## Begin ITEMS
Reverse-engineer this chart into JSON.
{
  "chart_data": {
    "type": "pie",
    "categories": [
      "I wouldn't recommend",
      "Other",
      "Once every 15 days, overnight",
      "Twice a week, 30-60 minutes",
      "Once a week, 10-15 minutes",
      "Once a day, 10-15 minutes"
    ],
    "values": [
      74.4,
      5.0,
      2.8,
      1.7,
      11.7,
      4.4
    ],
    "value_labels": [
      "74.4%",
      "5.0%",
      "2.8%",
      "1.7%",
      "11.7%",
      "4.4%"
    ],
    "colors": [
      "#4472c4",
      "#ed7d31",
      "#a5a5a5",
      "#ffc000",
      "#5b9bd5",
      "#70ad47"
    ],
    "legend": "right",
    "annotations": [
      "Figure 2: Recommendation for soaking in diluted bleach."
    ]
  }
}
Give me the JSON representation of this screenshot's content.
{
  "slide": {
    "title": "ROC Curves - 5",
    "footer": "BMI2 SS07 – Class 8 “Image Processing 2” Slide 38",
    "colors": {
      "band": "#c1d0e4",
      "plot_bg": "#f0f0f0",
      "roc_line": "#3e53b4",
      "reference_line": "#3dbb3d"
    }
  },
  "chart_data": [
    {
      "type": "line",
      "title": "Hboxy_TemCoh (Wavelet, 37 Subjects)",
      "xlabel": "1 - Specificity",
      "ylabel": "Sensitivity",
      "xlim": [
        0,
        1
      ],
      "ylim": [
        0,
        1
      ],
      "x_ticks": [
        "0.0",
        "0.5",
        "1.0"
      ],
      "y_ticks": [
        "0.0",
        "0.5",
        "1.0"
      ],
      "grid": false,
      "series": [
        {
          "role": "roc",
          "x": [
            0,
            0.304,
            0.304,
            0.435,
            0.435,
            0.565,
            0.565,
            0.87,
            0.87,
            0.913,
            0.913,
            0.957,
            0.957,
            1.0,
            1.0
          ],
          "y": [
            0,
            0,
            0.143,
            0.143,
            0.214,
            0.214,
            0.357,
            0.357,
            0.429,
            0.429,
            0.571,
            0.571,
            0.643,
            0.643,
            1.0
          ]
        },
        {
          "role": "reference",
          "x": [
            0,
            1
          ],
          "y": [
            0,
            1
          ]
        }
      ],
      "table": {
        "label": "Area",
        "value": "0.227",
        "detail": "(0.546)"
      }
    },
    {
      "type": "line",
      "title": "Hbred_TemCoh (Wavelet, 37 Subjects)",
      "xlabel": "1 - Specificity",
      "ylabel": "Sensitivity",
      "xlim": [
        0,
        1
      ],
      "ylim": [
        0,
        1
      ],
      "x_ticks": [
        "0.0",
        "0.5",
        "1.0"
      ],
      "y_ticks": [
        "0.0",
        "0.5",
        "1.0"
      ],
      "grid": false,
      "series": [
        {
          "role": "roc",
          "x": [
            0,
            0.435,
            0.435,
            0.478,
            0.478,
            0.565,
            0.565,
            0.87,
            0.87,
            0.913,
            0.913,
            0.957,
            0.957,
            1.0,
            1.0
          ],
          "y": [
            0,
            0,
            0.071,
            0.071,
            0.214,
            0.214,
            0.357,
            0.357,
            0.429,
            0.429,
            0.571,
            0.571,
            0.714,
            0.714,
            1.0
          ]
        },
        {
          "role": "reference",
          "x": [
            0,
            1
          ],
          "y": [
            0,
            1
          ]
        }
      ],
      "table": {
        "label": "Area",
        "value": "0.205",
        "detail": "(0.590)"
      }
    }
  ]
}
## End ITEMS
-- SHORT EXERCISE --
Make an exact copy of the records.

-- SOLUTION TO THIS TASK --
Reverse-engineer this chart into JSON.
{
  "chart_data": {
    "type": "pie",
    "categories": [
      "I wouldn't recommend",
      "Other",
      "Once every 15 days, overnight",
      "Twice a week, 30-60 minutes",
      "Once a week, 10-15 minutes",
      "Once a day, 10-15 minutes"
    ],
    "values": [
      74.4,
      5.0,
      2.8,
      1.7,
      11.7,
      4.4
    ],
    "value_labels": [
      "74.4%",
      "5.0%",
      "2.8%",
      "1.7%",
      "11.7%",
      "4.4%"
    ],
    "colors": [
      "#4472c4",
      "#ed7d31",
      "#a5a5a5",
      "#ffc000",
      "#5b9bd5",
      "#70ad47"
    ],
    "legend": "right",
    "annotations": [
      "Figure 2: Recommendation for soaking in diluted bleach."
    ]
  }
}
Give me the JSON representation of this screenshot's content.
{
  "slide": {
    "title": "ROC Curves - 5",
    "footer": "BMI2 SS07 – Class 8 “Image Processing 2” Slide 38",
    "colors": {
      "band": "#c1d0e4",
      "plot_bg": "#f0f0f0",
      "roc_line": "#3e53b4",
      "reference_line": "#3dbb3d"
    }
  },
  "chart_data": [
    {
      "type": "line",
      "title": "Hboxy_TemCoh (Wavelet, 37 Subjects)",
      "xlabel": "1 - Specificity",
      "ylabel": "Sensitivity",
      "xlim": [
        0,
        1
      ],
      "ylim": [
        0,
        1
      ],
      "x_ticks": [
        "0.0",
        "0.5",
        "1.0"
      ],
      "y_ticks": [
        "0.0",
        "0.5",
        "1.0"
      ],
      "grid": false,
      "series": [
        {
          "role": "roc",
          "x": [
            0,
            0.304,
            0.304,
            0.435,
            0.435,
            0.565,
            0.565,
            0.87,
            0.87,
            0.913,
            0.913,
            0.957,
            0.957,
            1.0,
            1.0
          ],
          "y": [
            0,
            0,
            0.143,
            0.143,
            0.214,
            0.214,
            0.357,
            0.357,
            0.429,
            0.429,
            0.571,
            0.571,
            0.643,
            0.643,
            1.0
          ]
        },
        {
          "role": "reference",
          "x": [
            0,
            1
          ],
          "y": [
            0,
            1
          ]
        }
      ],
      "table": {
        "label": "Area",
        "value": "0.227",
        "detail": "(0.546)"
      }
    },
    {
      "type": "line",
      "title": "Hbred_TemCoh (Wavelet, 37 Subjects)",
      "xlabel": "1 - Specificity",
      "ylabel": "Sensitivity",
      "xlim": [
        0,
        1
      ],
      "ylim": [
        0,
        1
      ],
      "x_ticks": [
        "0.0",
        "0.5",
        "1.0"
      ],
      "y_ticks": [
        "0.0",
        "0.5",
        "1.0"
      ],
      "grid": false,
      "series": [
        {
          "role": "roc",
          "x": [
            0,
            0.435,
            0.435,
            0.478,
            0.478,
            0.565,
            0.565,
            0.87,
            0.87,
            0.913,
            0.913,
            0.957,
            0.957,
            1.0,
            1.0
          ],
          "y": [
            0,
            0,
            0.071,
            0.071,
            0.214,
            0.214,
            0.357,
            0.357,
            0.429,
            0.429,
            0.571,
            0.571,
            0.714,
            0.714,
            1.0
          ]
        },
        {
          "role": "reference",
          "x": [
            0,
            1
          ],
          "y": [
            0,
            1
          ]
        }
      ],
      "table": {
        "label": "Area",
        "value": "0.205",
        "detail": "(0.590)"
      }
    }
  ]
}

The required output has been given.